▶ [SUPPLIED MATERIAL]:

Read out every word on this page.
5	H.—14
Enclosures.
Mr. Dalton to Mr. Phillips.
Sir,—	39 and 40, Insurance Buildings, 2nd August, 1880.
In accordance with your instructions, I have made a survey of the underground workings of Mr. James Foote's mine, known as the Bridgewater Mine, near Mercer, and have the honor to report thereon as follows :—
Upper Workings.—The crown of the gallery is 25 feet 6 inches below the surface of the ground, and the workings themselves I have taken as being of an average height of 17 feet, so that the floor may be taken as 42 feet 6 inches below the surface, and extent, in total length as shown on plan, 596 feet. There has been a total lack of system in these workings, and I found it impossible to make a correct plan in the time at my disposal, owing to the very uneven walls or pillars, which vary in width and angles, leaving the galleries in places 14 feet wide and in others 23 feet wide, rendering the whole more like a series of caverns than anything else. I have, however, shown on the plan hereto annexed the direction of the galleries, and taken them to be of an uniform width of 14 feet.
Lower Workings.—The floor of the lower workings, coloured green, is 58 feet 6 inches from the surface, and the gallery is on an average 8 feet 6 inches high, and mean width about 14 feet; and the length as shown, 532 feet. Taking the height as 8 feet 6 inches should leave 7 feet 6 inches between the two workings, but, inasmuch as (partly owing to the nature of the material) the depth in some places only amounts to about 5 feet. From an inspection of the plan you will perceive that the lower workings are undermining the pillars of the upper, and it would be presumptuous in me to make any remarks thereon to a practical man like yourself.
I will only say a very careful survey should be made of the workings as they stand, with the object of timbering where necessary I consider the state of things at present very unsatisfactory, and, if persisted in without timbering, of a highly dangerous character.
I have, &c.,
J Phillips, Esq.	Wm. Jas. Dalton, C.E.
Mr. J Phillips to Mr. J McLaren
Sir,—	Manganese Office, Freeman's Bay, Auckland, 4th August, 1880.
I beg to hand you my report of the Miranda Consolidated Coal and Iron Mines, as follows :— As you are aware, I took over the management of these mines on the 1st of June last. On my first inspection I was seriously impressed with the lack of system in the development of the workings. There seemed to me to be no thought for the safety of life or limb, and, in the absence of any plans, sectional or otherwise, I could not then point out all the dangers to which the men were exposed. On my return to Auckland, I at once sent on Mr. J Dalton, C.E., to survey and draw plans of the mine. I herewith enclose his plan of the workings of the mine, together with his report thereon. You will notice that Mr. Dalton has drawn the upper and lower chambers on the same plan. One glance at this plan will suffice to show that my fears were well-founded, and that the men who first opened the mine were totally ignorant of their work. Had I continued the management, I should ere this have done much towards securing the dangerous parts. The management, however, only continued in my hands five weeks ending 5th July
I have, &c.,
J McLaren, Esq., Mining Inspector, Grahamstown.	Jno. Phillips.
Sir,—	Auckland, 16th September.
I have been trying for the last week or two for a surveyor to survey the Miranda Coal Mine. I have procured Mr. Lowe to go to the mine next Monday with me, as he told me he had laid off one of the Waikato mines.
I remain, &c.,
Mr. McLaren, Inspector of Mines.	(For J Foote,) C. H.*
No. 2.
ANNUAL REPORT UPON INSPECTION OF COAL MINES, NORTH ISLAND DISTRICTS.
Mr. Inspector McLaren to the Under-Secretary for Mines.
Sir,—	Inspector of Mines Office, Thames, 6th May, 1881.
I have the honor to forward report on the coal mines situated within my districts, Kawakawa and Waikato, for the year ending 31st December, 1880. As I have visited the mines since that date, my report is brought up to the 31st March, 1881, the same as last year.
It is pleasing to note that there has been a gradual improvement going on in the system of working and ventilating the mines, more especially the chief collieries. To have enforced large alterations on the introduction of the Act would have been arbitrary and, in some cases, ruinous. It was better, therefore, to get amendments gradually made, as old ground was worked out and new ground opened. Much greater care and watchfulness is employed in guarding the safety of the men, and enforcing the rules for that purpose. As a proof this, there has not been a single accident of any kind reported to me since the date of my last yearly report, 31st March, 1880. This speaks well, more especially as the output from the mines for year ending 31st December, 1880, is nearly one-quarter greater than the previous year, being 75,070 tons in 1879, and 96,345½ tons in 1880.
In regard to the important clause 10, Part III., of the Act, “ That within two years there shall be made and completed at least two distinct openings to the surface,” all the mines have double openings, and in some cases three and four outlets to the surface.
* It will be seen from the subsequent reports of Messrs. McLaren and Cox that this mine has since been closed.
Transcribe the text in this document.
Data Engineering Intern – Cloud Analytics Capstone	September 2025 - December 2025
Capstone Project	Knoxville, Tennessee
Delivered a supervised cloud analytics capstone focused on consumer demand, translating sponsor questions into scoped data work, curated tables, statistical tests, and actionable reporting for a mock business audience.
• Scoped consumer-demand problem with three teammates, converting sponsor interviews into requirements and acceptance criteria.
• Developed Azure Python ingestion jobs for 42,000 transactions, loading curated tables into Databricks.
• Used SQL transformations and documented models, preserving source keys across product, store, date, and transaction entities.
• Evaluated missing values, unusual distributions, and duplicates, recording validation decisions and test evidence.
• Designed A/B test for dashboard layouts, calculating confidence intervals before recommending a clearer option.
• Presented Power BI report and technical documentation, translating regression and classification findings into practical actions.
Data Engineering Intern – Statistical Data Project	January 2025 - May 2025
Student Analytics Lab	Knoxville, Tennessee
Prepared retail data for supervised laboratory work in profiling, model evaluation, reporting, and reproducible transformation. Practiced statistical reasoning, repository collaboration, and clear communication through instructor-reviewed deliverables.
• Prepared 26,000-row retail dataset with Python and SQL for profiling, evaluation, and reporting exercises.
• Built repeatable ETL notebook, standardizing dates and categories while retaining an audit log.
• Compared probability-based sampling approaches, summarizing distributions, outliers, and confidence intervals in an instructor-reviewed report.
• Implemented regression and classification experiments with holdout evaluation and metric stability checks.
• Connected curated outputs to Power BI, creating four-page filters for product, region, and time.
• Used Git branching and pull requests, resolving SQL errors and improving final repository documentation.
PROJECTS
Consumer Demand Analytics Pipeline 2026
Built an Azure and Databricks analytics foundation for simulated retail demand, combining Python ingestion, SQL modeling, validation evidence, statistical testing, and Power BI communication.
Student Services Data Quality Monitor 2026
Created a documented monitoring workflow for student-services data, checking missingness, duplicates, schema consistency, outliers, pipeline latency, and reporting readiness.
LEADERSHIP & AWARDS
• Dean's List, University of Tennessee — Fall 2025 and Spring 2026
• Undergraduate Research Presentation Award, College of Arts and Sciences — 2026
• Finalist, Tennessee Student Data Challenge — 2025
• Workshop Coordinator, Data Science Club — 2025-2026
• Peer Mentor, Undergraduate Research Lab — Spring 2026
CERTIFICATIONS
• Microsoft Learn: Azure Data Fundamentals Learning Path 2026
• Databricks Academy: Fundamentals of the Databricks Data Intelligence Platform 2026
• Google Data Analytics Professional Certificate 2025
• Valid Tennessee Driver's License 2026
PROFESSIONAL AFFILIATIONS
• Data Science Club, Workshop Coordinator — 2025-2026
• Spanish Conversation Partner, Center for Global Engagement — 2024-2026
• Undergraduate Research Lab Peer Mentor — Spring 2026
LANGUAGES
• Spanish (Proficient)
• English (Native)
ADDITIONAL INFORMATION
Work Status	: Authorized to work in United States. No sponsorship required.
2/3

▶ [GIVEN PROBLEM]: Give back the data above exactly as it appears.

▶ [COMPLETE OUTPUT]:
Read out every word on this page.
5	H.—14
Enclosures.
Mr. Dalton to Mr. Phillips.
Sir,—	39 and 40, Insurance Buildings, 2nd August, 1880.
In accordance with your instructions, I have made a survey of the underground workings of Mr. James Foote's mine, known as the Bridgewater Mine, near Mercer, and have the honor to report thereon as follows :—
Upper Workings.—The crown of the gallery is 25 feet 6 inches below the surface of the ground, and the workings themselves I have taken as being of an average height of 17 feet, so that the floor may be taken as 42 feet 6 inches below the surface, and extent, in total length as shown on plan, 596 feet. There has been a total lack of system in these workings, and I found it impossible to make a correct plan in the time at my disposal, owing to the very uneven walls or pillars, which vary in width and angles, leaving the galleries in places 14 feet wide and in others 23 feet wide, rendering the whole more like a series of caverns than anything else. I have, however, shown on the plan hereto annexed the direction of the galleries, and taken them to be of an uniform width of 14 feet.
Lower Workings.—The floor of the lower workings, coloured green, is 58 feet 6 inches from the surface, and the gallery is on an average 8 feet 6 inches high, and mean width about 14 feet; and the length as shown, 532 feet. Taking the height as 8 feet 6 inches should leave 7 feet 6 inches between the two workings, but, inasmuch as (partly owing to the nature of the material) the depth in some places only amounts to about 5 feet. From an inspection of the plan you will perceive that the lower workings are undermining the pillars of the upper, and it would be presumptuous in me to make any remarks thereon to a practical man like yourself.
I will only say a very careful survey should be made of the workings as they stand, with the object of timbering where necessary I consider the state of things at present very unsatisfactory, and, if persisted in without timbering, of a highly dangerous character.
I have, &c.,
J Phillips, Esq.	Wm. Jas. Dalton, C.E.
Mr. J Phillips to Mr. J McLaren
Sir,—	Manganese Office, Freeman's Bay, Auckland, 4th August, 1880.
I beg to hand you my report of the Miranda Consolidated Coal and Iron Mines, as follows :— As you are aware, I took over the management of these mines on the 1st of June last. On my first inspection I was seriously impressed with the lack of system in the development of the workings. There seemed to me to be no thought for the safety of life or limb, and, in the absence of any plans, sectional or otherwise, I could not then point out all the dangers to which the men were exposed. On my return to Auckland, I at once sent on Mr. J Dalton, C.E., to survey and draw plans of the mine. I herewith enclose his plan of the workings of the mine, together with his report thereon. You will notice that Mr. Dalton has drawn the upper and lower chambers on the same plan. One glance at this plan will suffice to show that my fears were well-founded, and that the men who first opened the mine were totally ignorant of their work. Had I continued the management, I should ere this have done much towards securing the dangerous parts. The management, however, only continued in my hands five weeks ending 5th July
I have, &c.,
J McLaren, Esq., Mining Inspector, Grahamstown.	Jno. Phillips.
Sir,—	Auckland, 16th September.
I have been trying for the last week or two for a surveyor to survey the Miranda Coal Mine. I have procured Mr. Lowe to go to the mine next Monday with me, as he told me he had laid off one of the Waikato mines.
I remain, &c.,
Mr. McLaren, Inspector of Mines.	(For J Foote,) C. H.*
No. 2.
ANNUAL REPORT UPON INSPECTION OF COAL MINES, NORTH ISLAND DISTRICTS.
Mr. Inspector McLaren to the Under-Secretary for Mines.
Sir,—	Inspector of Mines Office, Thames, 6th May, 1881.
I have the honor to forward report on the coal mines situated within my districts, Kawakawa and Waikato, for the year ending 31st December, 1880. As I have visited the mines since that date, my report is brought up to the 31st March, 1881, the same as last year.
It is pleasing to note that there has been a gradual improvement going on in the system of working and ventilating the mines, more especially the chief collieries. To have enforced large alterations on the introduction of the Act would have been arbitrary and, in some cases, ruinous. It was better, therefore, to get amendments gradually made, as old ground was worked out and new ground opened. Much greater care and watchfulness is employed in guarding the safety of the men, and enforcing the rules for that purpose. As a proof this, there has not been a single accident of any kind reported to me since the date of my last yearly report, 31st March, 1880. This speaks well, more especially as the output from the mines for year ending 31st December, 1880, is nearly one-quarter greater than the previous year, being 75,070 tons in 1879, and 96,345½ tons in 1880.
In regard to the important clause 10, Part III., of the Act, “ That within two years there shall be made and completed at least two distinct openings to the surface,” all the mines have double openings, and in some cases three and four outlets to the surface.
* It will be seen from the subsequent reports of Messrs. McLaren and Cox that this mine has since been closed.
Transcribe the text in this document.
Data Engineering Intern – Cloud Analytics Capstone	September 2025 - December 2025
Capstone Project	Knoxville, Tennessee
Delivered a supervised cloud analytics capstone focused on consumer demand, translating sponsor questions into scoped data work, curated tables, statistical tests, and actionable reporting for a mock business audience.
• Scoped consumer-demand problem with three teammates, converting sponsor interviews into requirements and acceptance criteria.
• Developed Azure Python ingestion jobs for 42,000 transactions, loading curated tables into Databricks.
• Used SQL transformations and documented models, preserving source keys across product, store, date, and transaction entities.
• Evaluated missing values, unusual distributions, and duplicates, recording validation decisions and test evidence.
• Designed A/B test for dashboard layouts, calculating confidence intervals before recommending a clearer option.
• Presented Power BI report and technical documentation, translating regression and classification findings into practical actions.
Data Engineering Intern – Statistical Data Project	January 2025 - May 2025
Student Analytics Lab	Knoxville, Tennessee
Prepared retail data for supervised laboratory work in profiling, model evaluation, reporting, and reproducible transformation. Practiced statistical reasoning, repository collaboration, and clear communication through instructor-reviewed deliverables.
• Prepared 26,000-row retail dataset with Python and SQL for profiling, evaluation, and reporting exercises.
• Built repeatable ETL notebook, standardizing dates and categories while retaining an audit log.
• Compared probability-based sampling approaches, summarizing distributions, outliers, and confidence intervals in an instructor-reviewed report.
• Implemented regression and classification experiments with holdout evaluation and metric stability checks.
• Connected curated outputs to Power BI, creating four-page filters for product, region, and time.
• Used Git branching and pull requests, resolving SQL errors and improving final repository documentation.
PROJECTS
Consumer Demand Analytics Pipeline 2026
Built an Azure and Databricks analytics foundation for simulated retail demand, combining Python ingestion, SQL modeling, validation evidence, statistical testing, and Power BI communication.
Student Services Data Quality Monitor 2026
Created a documented monitoring workflow for student-services data, checking missingness, duplicates, schema consistency, outliers, pipeline latency, and reporting readiness.
LEADERSHIP & AWARDS
• Dean's List, University of Tennessee — Fall 2025 and Spring 2026
• Undergraduate Research Presentation Award, College of Arts and Sciences — 2026
• Finalist, Tennessee Student Data Challenge — 2025
• Workshop Coordinator, Data Science Club — 2025-2026
• Peer Mentor, Undergraduate Research Lab — Spring 2026
CERTIFICATIONS
• Microsoft Learn: Azure Data Fundamentals Learning Path 2026
• Databricks Academy: Fundamentals of the Databricks Data Intelligence Platform 2026
• Google Data Analytics Professional Certificate 2025
• Valid Tennessee Driver's License 2026
PROFESSIONAL AFFILIATIONS
• Data Science Club, Workshop Coordinator — 2025-2026
• Spanish Conversation Partner, Center for Global Engagement — 2024-2026
• Undergraduate Research Lab Peer Mentor — Spring 2026
LANGUAGES
• Spanish (Proficient)
• English (Native)
ADDITIONAL INFORMATION
Work Status	: Authorized to work in United States. No sponsorship required.
2/3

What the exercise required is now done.